Task prompt
Repeat everything in the material exactly.

Records to process
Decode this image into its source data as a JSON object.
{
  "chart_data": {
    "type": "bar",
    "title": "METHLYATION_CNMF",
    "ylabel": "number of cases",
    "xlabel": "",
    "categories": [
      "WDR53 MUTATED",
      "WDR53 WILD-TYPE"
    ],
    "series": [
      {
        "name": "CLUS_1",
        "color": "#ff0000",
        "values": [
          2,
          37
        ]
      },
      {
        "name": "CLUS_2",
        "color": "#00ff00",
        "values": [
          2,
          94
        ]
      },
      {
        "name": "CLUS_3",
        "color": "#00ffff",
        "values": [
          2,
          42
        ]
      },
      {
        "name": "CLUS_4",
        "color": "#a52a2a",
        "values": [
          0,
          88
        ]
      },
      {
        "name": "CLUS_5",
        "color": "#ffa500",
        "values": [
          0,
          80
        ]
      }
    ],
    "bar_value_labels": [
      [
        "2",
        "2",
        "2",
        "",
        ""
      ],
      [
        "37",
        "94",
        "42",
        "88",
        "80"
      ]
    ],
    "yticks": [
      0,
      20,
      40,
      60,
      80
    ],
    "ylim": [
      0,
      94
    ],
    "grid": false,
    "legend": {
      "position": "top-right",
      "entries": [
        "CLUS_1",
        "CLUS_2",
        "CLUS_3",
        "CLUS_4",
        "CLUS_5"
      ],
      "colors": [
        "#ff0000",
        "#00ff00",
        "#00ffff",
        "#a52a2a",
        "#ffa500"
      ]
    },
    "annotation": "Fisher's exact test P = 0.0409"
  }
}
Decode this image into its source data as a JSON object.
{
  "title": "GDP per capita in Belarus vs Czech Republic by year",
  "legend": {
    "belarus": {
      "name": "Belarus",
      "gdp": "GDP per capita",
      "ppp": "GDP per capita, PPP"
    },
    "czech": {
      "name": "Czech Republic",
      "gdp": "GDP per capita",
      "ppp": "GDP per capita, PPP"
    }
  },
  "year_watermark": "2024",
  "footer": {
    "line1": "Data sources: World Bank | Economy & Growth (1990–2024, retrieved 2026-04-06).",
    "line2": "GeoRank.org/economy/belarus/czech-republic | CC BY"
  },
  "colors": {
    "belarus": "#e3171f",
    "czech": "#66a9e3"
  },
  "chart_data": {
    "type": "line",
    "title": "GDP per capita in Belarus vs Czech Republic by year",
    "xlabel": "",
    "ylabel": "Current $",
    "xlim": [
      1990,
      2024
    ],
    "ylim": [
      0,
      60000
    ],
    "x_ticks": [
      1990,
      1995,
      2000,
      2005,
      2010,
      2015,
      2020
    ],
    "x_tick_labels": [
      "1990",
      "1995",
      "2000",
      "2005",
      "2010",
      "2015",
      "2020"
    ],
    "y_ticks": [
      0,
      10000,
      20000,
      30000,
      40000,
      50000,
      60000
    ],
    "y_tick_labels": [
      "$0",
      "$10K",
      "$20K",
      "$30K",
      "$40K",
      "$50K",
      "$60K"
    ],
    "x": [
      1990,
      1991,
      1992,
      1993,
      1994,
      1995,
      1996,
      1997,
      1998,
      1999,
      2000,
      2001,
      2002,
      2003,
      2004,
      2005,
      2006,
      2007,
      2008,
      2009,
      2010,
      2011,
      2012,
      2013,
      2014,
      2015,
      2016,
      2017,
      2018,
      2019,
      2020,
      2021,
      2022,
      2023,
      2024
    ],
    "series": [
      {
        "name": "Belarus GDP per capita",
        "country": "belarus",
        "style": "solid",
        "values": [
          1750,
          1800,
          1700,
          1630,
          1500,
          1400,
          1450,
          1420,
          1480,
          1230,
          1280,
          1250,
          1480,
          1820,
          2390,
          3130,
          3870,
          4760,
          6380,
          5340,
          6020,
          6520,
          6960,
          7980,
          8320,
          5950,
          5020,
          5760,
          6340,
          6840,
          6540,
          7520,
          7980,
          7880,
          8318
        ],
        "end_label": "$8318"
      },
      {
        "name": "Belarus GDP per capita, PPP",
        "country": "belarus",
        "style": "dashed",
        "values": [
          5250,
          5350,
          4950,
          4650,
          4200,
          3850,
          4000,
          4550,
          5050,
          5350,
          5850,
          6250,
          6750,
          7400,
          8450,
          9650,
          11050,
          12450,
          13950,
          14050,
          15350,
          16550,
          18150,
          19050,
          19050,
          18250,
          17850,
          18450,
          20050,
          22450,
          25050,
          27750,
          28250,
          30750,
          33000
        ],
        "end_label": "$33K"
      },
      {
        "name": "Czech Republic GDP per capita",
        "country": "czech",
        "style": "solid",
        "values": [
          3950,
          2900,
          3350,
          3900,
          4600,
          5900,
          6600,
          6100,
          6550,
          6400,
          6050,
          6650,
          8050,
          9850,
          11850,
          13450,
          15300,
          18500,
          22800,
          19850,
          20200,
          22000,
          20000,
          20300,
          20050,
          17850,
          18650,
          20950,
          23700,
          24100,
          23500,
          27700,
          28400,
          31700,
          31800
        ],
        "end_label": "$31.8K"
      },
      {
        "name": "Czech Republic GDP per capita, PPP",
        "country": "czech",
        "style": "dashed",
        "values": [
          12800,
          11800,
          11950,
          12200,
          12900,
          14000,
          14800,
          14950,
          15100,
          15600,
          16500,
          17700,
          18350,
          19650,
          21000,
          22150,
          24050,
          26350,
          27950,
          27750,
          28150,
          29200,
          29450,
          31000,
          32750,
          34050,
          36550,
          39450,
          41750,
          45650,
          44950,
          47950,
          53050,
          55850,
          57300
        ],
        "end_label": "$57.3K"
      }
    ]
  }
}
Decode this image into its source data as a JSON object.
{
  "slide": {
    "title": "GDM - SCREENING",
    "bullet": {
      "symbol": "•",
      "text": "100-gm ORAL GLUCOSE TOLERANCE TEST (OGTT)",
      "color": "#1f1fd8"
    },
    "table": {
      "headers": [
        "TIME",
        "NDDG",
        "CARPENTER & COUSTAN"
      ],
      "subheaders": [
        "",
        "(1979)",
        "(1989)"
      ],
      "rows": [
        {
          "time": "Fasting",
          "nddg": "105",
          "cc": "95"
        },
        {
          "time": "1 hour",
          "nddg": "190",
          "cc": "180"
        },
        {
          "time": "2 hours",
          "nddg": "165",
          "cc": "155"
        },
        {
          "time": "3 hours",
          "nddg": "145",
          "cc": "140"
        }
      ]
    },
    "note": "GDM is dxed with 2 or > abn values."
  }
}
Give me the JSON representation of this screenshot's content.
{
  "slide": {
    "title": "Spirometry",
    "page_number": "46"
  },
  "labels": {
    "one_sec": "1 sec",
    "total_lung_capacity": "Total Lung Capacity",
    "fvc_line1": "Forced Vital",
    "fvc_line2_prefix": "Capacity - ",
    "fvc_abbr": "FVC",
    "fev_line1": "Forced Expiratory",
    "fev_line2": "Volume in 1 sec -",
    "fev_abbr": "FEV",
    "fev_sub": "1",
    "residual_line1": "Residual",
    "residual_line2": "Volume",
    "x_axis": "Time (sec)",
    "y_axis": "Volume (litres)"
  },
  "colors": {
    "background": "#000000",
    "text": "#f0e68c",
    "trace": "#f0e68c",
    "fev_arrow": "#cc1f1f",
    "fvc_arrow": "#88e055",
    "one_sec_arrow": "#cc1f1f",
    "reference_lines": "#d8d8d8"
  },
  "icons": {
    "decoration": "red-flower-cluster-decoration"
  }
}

Response to the task
Decode this image into its source data as a JSON object.
{
  "chart_data": {
    "type": "bar",
    "title": "METHLYATION_CNMF",
    "ylabel": "number of cases",
    "xlabel": "",
    "categories": [
      "WDR53 MUTATED",
      "WDR53 WILD-TYPE"
    ],
    "series": [
      {
        "name": "CLUS_1",
        "color": "#ff0000",
        "values": [
          2,
          37
        ]
      },
      {
        "name": "CLUS_2",
        "color": "#00ff00",
        "values": [
          2,
          94
        ]
      },
      {
        "name": "CLUS_3",
        "color": "#00ffff",
        "values": [
          2,
          42
        ]
      },
      {
        "name": "CLUS_4",
        "color": "#a52a2a",
        "values": [
          0,
          88
        ]
      },
      {
        "name": "CLUS_5",
        "color": "#ffa500",
        "values": [
          0,
          80
        ]
      }
    ],
    "bar_value_labels": [
      [
        "2",
        "2",
        "2",
        "",
        ""
      ],
      [
        "37",
        "94",
        "42",
        "88",
        "80"
      ]
    ],
    "yticks": [
      0,
      20,
      40,
      60,
      80
    ],
    "ylim": [
      0,
      94
    ],
    "grid": false,
    "legend": {
      "position": "top-right",
      "entries": [
        "CLUS_1",
        "CLUS_2",
        "CLUS_3",
        "CLUS_4",
        "CLUS_5"
      ],
      "colors": [
        "#ff0000",
        "#00ff00",
        "#00ffff",
        "#a52a2a",
        "#ffa500"
      ]
    },
    "annotation": "Fisher's exact test P = 0.0409"
  }
}
Decode this image into its source data as a JSON object.
{
  "title": "GDP per capita in Belarus vs Czech Republic by year",
  "legend": {
    "belarus": {
      "name": "Belarus",
      "gdp": "GDP per capita",
      "ppp": "GDP per capita, PPP"
    },
    "czech": {
      "name": "Czech Republic",
      "gdp": "GDP per capita",
      "ppp": "GDP per capita, PPP"
    }
  },
  "year_watermark": "2024",
  "footer": {
    "line1": "Data sources: World Bank | Economy & Growth (1990–2024, retrieved 2026-04-06).",
    "line2": "GeoRank.org/economy/belarus/czech-republic | CC BY"
  },
  "colors": {
    "belarus": "#e3171f",
    "czech": "#66a9e3"
  },
  "chart_data": {
    "type": "line",
    "title": "GDP per capita in Belarus vs Czech Republic by year",
    "xlabel": "",
    "ylabel": "Current $",
    "xlim": [
      1990,
      2024
    ],
    "ylim": [
      0,
      60000
    ],
    "x_ticks": [
      1990,
      1995,
      2000,
      2005,
      2010,
      2015,
      2020
    ],
    "x_tick_labels": [
      "1990",
      "1995",
      "2000",
      "2005",
      "2010",
      "2015",
      "2020"
    ],
    "y_ticks": [
      0,
      10000,
      20000,
      30000,
      40000,
      50000,
      60000
    ],
    "y_tick_labels": [
      "$0",
      "$10K",
      "$20K",
      "$30K",
      "$40K",
      "$50K",
      "$60K"
    ],
    "x": [
      1990,
      1991,
      1992,
      1993,
      1994,
      1995,
      1996,
      1997,
      1998,
      1999,
      2000,
      2001,
      2002,
      2003,
      2004,
      2005,
      2006,
      2007,
      2008,
      2009,
      2010,
      2011,
      2012,
      2013,
      2014,
      2015,
      2016,
      2017,
      2018,
      2019,
      2020,
      2021,
      2022,
      2023,
      2024
    ],
    "series": [
      {
        "name": "Belarus GDP per capita",
        "country": "belarus",
        "style": "solid",
        "values": [
          1750,
          1800,
          1700,
          1630,
          1500,
          1400,
          1450,
          1420,
          1480,
          1230,
          1280,
          1250,
          1480,
          1820,
          2390,
          3130,
          3870,
          4760,
          6380,
          5340,
          6020,
          6520,
          6960,
          7980,
          8320,
          5950,
          5020,
          5760,
          6340,
          6840,
          6540,
          7520,
          7980,
          7880,
          8318
        ],
        "end_label": "$8318"
      },
      {
        "name": "Belarus GDP per capita, PPP",
        "country": "belarus",
        "style": "dashed",
        "values": [
          5250,
          5350,
          4950,
          4650,
          4200,
          3850,
          4000,
          4550,
          5050,
          5350,
          5850,
          6250,
          6750,
          7400,
          8450,
          9650,
          11050,
          12450,
          13950,
          14050,
          15350,
          16550,
          18150,
          19050,
          19050,
          18250,
          17850,
          18450,
          20050,
          22450,
          25050,
          27750,
          28250,
          30750,
          33000
        ],
        "end_label": "$33K"
      },
      {
        "name": "Czech Republic GDP per capita",
        "country": "czech",
        "style": "solid",
        "values": [
          3950,
          2900,
          3350,
          3900,
          4600,
          5900,
          6600,
          6100,
          6550,
          6400,
          6050,
          6650,
          8050,
          9850,
          11850,
          13450,
          15300,
          18500,
          22800,
          19850,
          20200,
          22000,
          20000,
          20300,
          20050,
          17850,
          18650,
          20950,
          23700,
          24100,
          23500,
          27700,
          28400,
          31700,
          31800
        ],
        "end_label": "$31.8K"
      },
      {
        "name": "Czech Republic GDP per capita, PPP",
        "country": "czech",
        "style": "dashed",
        "values": [
          12800,
          11800,
          11950,
          12200,
          12900,
          14000,
          14800,
          14950,
          15100,
          15600,
          16500,
          17700,
          18350,
          19650,
          21000,
          22150,
          24050,
          26350,
          27950,
          27750,
          28150,
          29200,
          29450,
          31000,
          32750,
          34050,
          36550,
          39450,
          41750,
          45650,
          44950,
          47950,
          53050,
          55850,
          57300
        ],
        "end_label": "$57.3K"
      }
    ]
  }
}
Decode this image into its source data as a JSON object.
{
  "slide": {
    "title": "GDM - SCREENING",
    "bullet": {
      "symbol": "•",
      "text": "100-gm ORAL GLUCOSE TOLERANCE TEST (OGTT)",
      "color": "#1f1fd8"
    },
    "table": {
      "headers": [
        "TIME",
        "NDDG",
        "CARPENTER & COUSTAN"
      ],
      "subheaders": [
        "",
        "(1979)",
        "(1989)"
      ],
      "rows": [
        {
          "time": "Fasting",
          "nddg": "105",
          "cc": "95"
        },
        {
          "time": "1 hour",
          "nddg": "190",
          "cc": "180"
        },
        {
          "time": "2 hours",
          "nddg": "165",
          "cc": "155"
        },
        {
          "time": "3 hours",
          "nddg": "145",
          "cc": "140"
        }
      ]
    },
    "note": "GDM is dxed with 2 or > abn values."
  }
}
Give me the JSON representation of this screenshot's content.
{
  "slide": {
    "title": "Spirometry",
    "page_number": "46"
  },
  "labels": {
    "one_sec": "1 sec",
    "total_lung_capacity": "Total Lung Capacity",
    "fvc_line1": "Forced Vital",
    "fvc_line2_prefix": "Capacity - ",
    "fvc_abbr": "FVC",
    "fev_line1": "Forced Expiratory",
    "fev_line2": "Volume in 1 sec -",
    "fev_abbr": "FEV",
    "fev_sub": "1",
    "residual_line1": "Residual",
    "residual_line2": "Volume",
    "x_axis": "Time (sec)",
    "y_axis": "Volume (litres)"
  },
  "colors": {
    "background": "#000000",
    "text": "#f0e68c",
    "trace": "#f0e68c",
    "fev_arrow": "#cc1f1f",
    "fvc_arrow": "#88e055",
    "one_sec_arrow": "#cc1f1f",
    "reference_lines": "#d8d8d8"
  },
  "icons": {
    "decoration": "red-flower-cluster-decoration"
  }
}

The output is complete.